Exercise task: From the lines below, keep only those that contain the string "area", and copy each one in full.

Annotated element listings:
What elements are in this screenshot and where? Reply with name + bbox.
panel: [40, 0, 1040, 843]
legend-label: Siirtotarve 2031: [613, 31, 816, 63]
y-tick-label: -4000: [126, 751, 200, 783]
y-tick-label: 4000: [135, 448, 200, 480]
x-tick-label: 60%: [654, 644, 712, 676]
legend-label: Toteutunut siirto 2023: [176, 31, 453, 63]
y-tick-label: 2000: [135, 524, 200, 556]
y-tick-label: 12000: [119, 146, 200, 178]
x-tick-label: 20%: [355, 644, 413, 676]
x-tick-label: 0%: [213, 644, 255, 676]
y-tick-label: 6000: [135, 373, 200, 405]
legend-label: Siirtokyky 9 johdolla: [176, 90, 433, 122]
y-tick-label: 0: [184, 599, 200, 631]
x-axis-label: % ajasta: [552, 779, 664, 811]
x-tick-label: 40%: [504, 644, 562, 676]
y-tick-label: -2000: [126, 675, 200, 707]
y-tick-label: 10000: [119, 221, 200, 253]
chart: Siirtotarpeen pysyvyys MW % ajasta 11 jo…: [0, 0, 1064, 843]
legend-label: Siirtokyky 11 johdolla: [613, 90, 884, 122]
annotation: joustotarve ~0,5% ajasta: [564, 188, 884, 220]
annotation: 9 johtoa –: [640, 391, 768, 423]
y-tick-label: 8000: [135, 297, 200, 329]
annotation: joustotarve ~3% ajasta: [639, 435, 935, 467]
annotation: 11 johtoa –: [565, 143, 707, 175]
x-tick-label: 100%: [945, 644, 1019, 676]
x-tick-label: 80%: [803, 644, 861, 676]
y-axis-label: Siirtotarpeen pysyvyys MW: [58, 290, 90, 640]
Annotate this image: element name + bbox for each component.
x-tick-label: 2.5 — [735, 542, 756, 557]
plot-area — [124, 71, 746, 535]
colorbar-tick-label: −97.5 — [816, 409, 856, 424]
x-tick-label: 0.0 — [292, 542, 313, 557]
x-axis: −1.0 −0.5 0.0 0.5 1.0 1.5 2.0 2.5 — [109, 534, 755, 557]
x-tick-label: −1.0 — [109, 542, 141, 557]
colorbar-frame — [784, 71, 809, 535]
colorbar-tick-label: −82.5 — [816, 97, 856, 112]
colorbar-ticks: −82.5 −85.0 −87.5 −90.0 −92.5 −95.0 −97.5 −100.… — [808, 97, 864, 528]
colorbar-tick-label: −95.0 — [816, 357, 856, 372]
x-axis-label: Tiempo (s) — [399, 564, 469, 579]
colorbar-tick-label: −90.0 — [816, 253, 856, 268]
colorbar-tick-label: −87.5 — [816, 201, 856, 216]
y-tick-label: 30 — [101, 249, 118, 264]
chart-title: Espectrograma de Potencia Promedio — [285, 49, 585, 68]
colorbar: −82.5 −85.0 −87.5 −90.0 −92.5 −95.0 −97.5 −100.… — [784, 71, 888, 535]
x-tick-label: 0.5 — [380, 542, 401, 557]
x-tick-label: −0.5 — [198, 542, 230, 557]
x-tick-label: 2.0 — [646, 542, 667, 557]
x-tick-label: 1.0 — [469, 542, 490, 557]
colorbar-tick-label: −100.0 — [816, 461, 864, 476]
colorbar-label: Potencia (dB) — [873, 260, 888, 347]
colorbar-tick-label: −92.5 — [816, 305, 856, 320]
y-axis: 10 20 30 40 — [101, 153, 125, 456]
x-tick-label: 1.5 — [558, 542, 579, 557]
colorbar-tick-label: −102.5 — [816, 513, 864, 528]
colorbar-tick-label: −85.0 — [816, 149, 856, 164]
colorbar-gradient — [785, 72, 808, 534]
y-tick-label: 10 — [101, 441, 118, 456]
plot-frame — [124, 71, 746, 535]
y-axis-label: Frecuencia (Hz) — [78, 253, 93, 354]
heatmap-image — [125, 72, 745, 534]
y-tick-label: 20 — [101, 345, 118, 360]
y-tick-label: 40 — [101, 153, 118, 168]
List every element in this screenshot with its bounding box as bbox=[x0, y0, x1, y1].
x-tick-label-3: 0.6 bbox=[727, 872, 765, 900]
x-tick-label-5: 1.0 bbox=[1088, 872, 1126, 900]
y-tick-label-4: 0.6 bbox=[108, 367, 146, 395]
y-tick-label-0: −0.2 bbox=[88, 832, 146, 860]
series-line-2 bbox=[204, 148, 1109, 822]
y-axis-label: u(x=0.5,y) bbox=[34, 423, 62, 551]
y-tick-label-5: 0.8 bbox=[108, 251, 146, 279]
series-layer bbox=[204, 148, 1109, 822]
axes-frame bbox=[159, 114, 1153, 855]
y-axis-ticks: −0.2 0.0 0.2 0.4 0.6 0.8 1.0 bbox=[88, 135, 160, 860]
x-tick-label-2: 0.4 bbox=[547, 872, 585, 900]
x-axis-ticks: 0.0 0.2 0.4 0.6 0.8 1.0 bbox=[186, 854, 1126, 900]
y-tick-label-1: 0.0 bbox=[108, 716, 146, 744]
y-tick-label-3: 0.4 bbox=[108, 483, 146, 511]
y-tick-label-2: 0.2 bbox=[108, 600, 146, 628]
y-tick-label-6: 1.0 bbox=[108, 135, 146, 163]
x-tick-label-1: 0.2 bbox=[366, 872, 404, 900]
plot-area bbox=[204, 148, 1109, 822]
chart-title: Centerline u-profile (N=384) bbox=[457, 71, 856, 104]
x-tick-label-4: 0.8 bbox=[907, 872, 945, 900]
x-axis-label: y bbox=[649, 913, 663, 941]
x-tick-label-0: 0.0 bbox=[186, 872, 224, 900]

The answer:
plot-area — [124, 71, 746, 535]
plot-area bbox=[204, 148, 1109, 822]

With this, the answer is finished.